Dataset items:
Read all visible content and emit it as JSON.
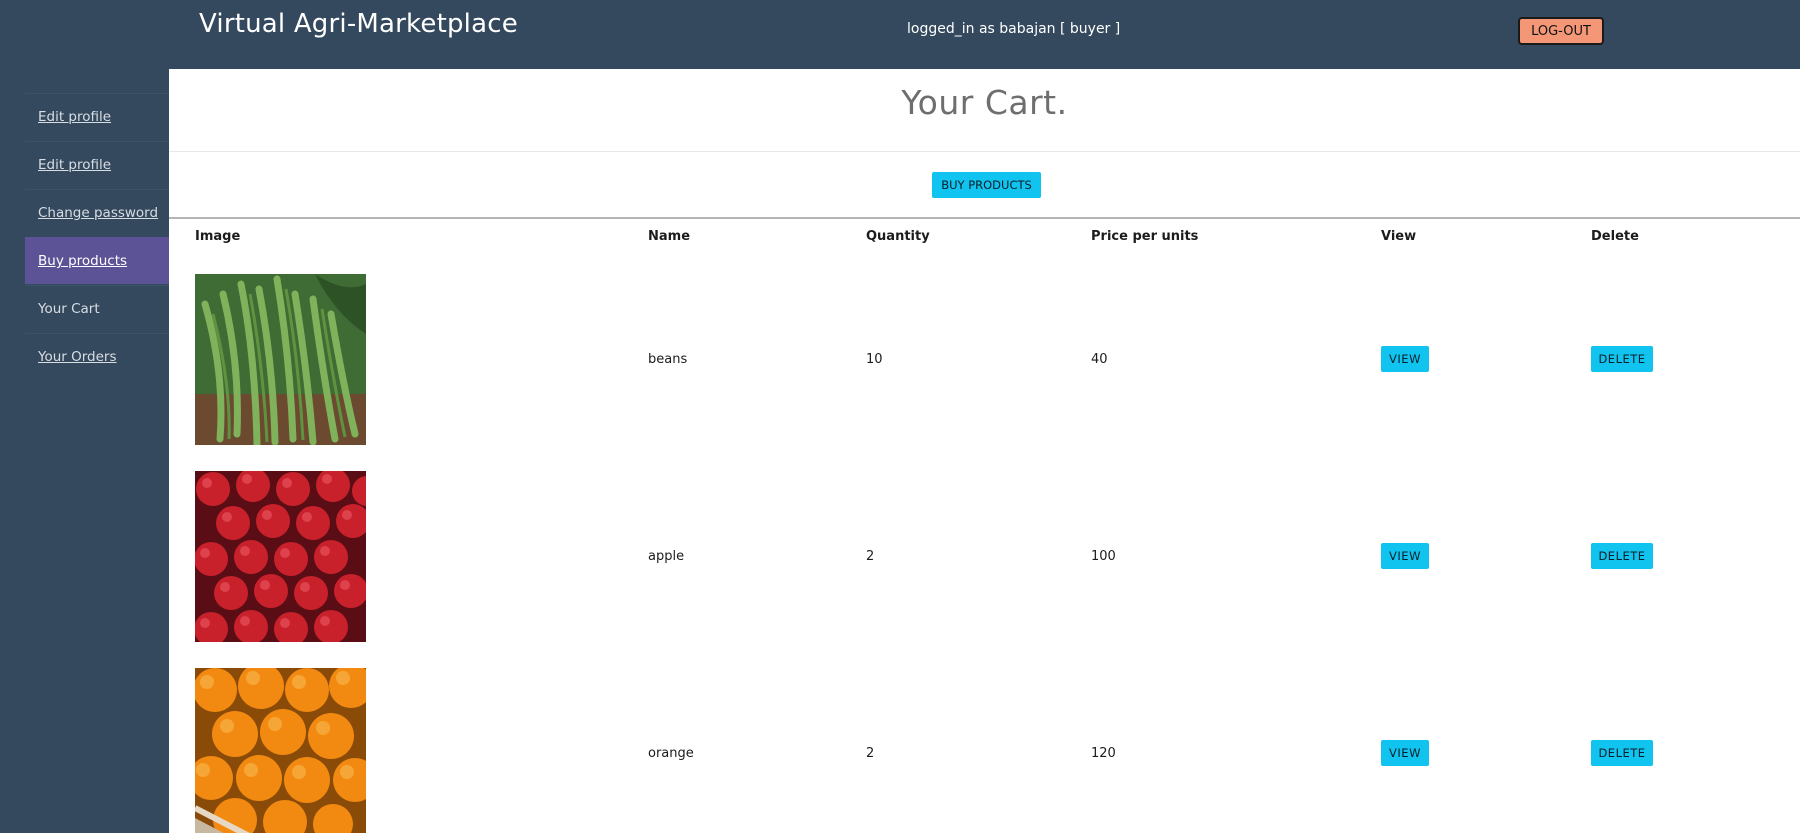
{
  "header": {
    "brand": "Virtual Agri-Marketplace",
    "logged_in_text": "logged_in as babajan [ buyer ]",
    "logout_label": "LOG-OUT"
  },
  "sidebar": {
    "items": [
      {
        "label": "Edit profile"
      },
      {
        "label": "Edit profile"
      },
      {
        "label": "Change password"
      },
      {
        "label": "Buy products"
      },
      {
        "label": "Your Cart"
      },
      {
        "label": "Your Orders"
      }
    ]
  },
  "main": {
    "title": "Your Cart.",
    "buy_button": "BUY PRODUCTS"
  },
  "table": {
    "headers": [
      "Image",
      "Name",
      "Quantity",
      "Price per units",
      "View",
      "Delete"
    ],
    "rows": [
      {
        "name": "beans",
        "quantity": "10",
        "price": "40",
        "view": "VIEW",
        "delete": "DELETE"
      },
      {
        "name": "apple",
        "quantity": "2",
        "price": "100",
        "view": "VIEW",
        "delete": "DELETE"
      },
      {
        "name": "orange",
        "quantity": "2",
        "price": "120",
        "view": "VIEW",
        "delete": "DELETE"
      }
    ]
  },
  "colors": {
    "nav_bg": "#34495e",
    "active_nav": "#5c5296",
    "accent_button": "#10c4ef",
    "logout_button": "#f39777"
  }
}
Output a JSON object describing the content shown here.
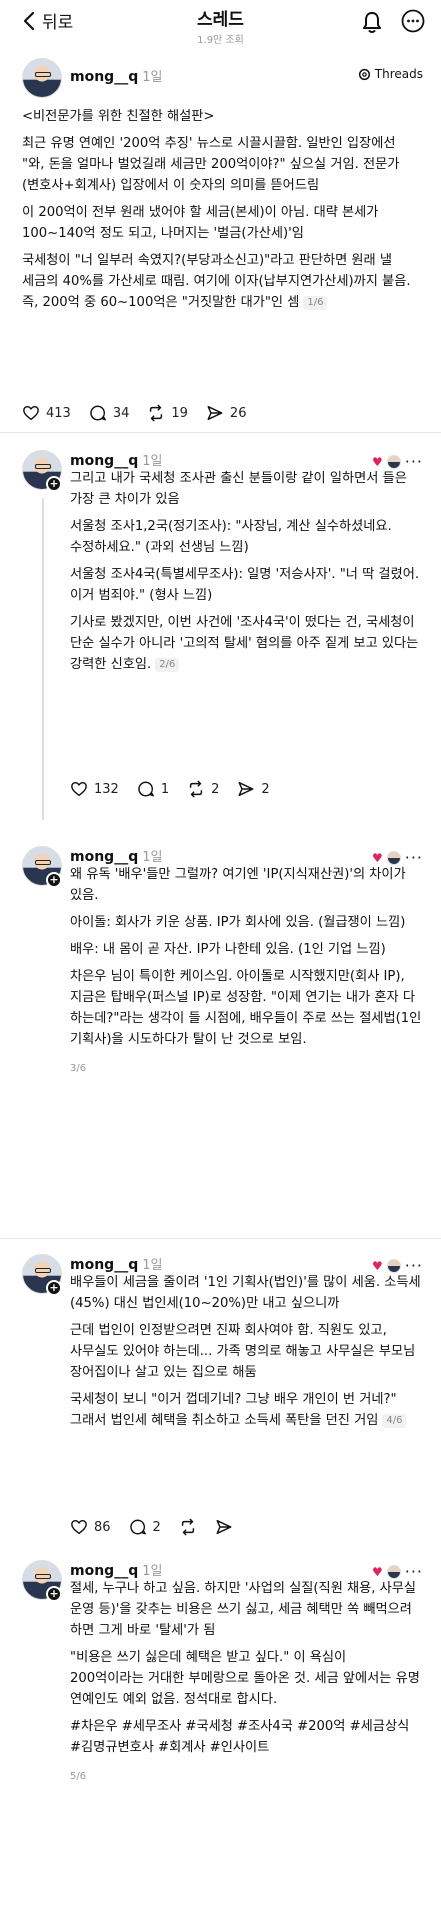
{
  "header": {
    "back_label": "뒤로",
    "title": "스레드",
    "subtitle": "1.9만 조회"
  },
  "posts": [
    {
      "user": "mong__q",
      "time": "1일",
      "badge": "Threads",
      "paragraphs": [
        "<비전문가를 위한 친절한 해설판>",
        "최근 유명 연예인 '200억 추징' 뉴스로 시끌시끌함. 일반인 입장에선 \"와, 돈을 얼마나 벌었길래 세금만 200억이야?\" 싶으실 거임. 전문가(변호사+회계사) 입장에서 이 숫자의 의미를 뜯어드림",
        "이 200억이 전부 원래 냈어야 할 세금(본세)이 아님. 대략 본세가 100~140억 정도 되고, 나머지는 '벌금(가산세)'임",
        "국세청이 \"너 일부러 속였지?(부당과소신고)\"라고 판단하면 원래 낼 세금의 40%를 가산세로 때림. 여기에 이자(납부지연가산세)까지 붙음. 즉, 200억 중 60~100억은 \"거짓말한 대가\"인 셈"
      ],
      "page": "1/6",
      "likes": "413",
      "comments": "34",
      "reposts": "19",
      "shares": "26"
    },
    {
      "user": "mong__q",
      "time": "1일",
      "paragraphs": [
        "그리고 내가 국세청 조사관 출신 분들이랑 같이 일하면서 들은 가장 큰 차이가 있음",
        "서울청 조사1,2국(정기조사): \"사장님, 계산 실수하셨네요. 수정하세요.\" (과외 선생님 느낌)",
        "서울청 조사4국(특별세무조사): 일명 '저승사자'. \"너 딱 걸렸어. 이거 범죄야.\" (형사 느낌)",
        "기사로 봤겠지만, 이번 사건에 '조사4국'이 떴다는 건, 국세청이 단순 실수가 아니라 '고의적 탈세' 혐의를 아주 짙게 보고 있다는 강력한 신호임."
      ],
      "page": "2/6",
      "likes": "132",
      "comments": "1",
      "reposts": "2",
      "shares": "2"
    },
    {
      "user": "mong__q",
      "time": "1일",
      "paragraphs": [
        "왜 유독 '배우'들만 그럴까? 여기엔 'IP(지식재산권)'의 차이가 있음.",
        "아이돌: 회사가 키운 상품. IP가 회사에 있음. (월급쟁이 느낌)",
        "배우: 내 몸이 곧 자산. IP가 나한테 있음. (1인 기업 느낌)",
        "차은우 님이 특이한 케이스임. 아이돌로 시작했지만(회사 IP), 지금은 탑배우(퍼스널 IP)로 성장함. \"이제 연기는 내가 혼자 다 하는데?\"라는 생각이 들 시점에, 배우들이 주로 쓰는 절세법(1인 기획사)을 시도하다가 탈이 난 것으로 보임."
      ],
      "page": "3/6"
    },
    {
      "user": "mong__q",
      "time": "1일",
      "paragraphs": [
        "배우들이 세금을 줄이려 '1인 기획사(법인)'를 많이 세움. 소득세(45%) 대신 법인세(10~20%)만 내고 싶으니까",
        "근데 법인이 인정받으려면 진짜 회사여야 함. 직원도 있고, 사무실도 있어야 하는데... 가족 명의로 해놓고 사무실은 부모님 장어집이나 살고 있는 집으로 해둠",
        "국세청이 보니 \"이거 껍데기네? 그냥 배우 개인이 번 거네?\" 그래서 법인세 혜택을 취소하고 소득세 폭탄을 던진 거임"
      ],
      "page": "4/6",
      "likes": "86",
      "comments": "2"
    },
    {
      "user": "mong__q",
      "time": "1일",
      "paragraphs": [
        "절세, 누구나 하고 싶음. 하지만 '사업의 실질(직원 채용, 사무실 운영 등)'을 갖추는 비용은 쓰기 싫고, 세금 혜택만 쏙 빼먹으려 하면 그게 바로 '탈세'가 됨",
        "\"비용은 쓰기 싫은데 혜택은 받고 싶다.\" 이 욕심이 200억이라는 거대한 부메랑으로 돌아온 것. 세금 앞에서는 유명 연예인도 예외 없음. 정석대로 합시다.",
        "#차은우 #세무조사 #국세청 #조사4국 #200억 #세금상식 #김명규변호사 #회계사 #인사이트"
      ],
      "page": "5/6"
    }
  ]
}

▶ _EXERCISE AIM_: Please write out all the data again word for word, but not the pictures.

▶ _COMPLETE ANSWER_:
Read all visible content and emit it as JSON.
{
  "header": {
    "brand": "Virtual Agri-Marketplace",
    "logged_in_text": "logged_in as babajan [ buyer ]",
    "logout_label": "LOG-OUT"
  },
  "sidebar": {
    "items": [
      {
        "label": "Edit profile"
      },
      {
        "label": "Edit profile"
      },
      {
        "label": "Change password"
      },
      {
        "label": "Buy products"
      },
      {
        "label": "Your Cart"
      },
      {
        "label": "Your Orders"
      }
    ]
  },
  "main": {
    "title": "Your Cart.",
    "buy_button": "BUY PRODUCTS"
  },
  "table": {
    "headers": [
      "Image",
      "Name",
      "Quantity",
      "Price per units",
      "View",
      "Delete"
    ],
    "rows": [
      {
        "name": "beans",
        "quantity": "10",
        "price": "40",
        "view": "VIEW",
        "delete": "DELETE"
      },
      {
        "name": "apple",
        "quantity": "2",
        "price": "100",
        "view": "VIEW",
        "delete": "DELETE"
      },
      {
        "name": "orange",
        "quantity": "2",
        "price": "120",
        "view": "VIEW",
        "delete": "DELETE"
      }
    ]
  },
  "colors": {
    "nav_bg": "#34495e",
    "active_nav": "#5c5296",
    "accent_button": "#10c4ef",
    "logout_button": "#f39777"
  }
}
Output a JSON object describing the content shown here.
{
  "header": {
    "back_label": "뒤로",
    "title": "스레드",
    "subtitle": "1.9만 조회"
  },
  "posts": [
    {
      "user": "mong__q",
      "time": "1일",
      "badge": "Threads",
      "paragraphs": [
        "<비전문가를 위한 친절한 해설판>",
        "최근 유명 연예인 '200억 추징' 뉴스로 시끌시끌함. 일반인 입장에선 \"와, 돈을 얼마나 벌었길래 세금만 200억이야?\" 싶으실 거임. 전문가(변호사+회계사) 입장에서 이 숫자의 의미를 뜯어드림",
        "이 200억이 전부 원래 냈어야 할 세금(본세)이 아님. 대략 본세가 100~140억 정도 되고, 나머지는 '벌금(가산세)'임",
        "국세청이 \"너 일부러 속였지?(부당과소신고)\"라고 판단하면 원래 낼 세금의 40%를 가산세로 때림. 여기에 이자(납부지연가산세)까지 붙음. 즉, 200억 중 60~100억은 \"거짓말한 대가\"인 셈"
      ],
      "page": "1/6",
      "likes": "413",
      "comments": "34",
      "reposts": "19",
      "shares": "26"
    },
    {
      "user": "mong__q",
      "time": "1일",
      "paragraphs": [
        "그리고 내가 국세청 조사관 출신 분들이랑 같이 일하면서 들은 가장 큰 차이가 있음",
        "서울청 조사1,2국(정기조사): \"사장님, 계산 실수하셨네요. 수정하세요.\" (과외 선생님 느낌)",
        "서울청 조사4국(특별세무조사): 일명 '저승사자'. \"너 딱 걸렸어. 이거 범죄야.\" (형사 느낌)",
        "기사로 봤겠지만, 이번 사건에 '조사4국'이 떴다는 건, 국세청이 단순 실수가 아니라 '고의적 탈세' 혐의를 아주 짙게 보고 있다는 강력한 신호임."
      ],
      "page": "2/6",
      "likes": "132",
      "comments": "1",
      "reposts": "2",
      "shares": "2"
    },
    {
      "user": "mong__q",
      "time": "1일",
      "paragraphs": [
        "왜 유독 '배우'들만 그럴까? 여기엔 'IP(지식재산권)'의 차이가 있음.",
        "아이돌: 회사가 키운 상품. IP가 회사에 있음. (월급쟁이 느낌)",
        "배우: 내 몸이 곧 자산. IP가 나한테 있음. (1인 기업 느낌)",
        "차은우 님이 특이한 케이스임. 아이돌로 시작했지만(회사 IP), 지금은 탑배우(퍼스널 IP)로 성장함. \"이제 연기는 내가 혼자 다 하는데?\"라는 생각이 들 시점에, 배우들이 주로 쓰는 절세법(1인 기획사)을 시도하다가 탈이 난 것으로 보임."
      ],
      "page": "3/6"
    },
    {
      "user": "mong__q",
      "time": "1일",
      "paragraphs": [
        "배우들이 세금을 줄이려 '1인 기획사(법인)'를 많이 세움. 소득세(45%) 대신 법인세(10~20%)만 내고 싶으니까",
        "근데 법인이 인정받으려면 진짜 회사여야 함. 직원도 있고, 사무실도 있어야 하는데... 가족 명의로 해놓고 사무실은 부모님 장어집이나 살고 있는 집으로 해둠",
        "국세청이 보니 \"이거 껍데기네? 그냥 배우 개인이 번 거네?\" 그래서 법인세 혜택을 취소하고 소득세 폭탄을 던진 거임"
      ],
      "page": "4/6",
      "likes": "86",
      "comments": "2"
    },
    {
      "user": "mong__q",
      "time": "1일",
      "paragraphs": [
        "절세, 누구나 하고 싶음. 하지만 '사업의 실질(직원 채용, 사무실 운영 등)'을 갖추는 비용은 쓰기 싫고, 세금 혜택만 쏙 빼먹으려 하면 그게 바로 '탈세'가 됨",
        "\"비용은 쓰기 싫은데 혜택은 받고 싶다.\" 이 욕심이 200억이라는 거대한 부메랑으로 돌아온 것. 세금 앞에서는 유명 연예인도 예외 없음. 정석대로 합시다.",
        "#차은우 #세무조사 #국세청 #조사4국 #200억 #세금상식 #김명규변호사 #회계사 #인사이트"
      ],
      "page": "5/6"
    }
  ]
}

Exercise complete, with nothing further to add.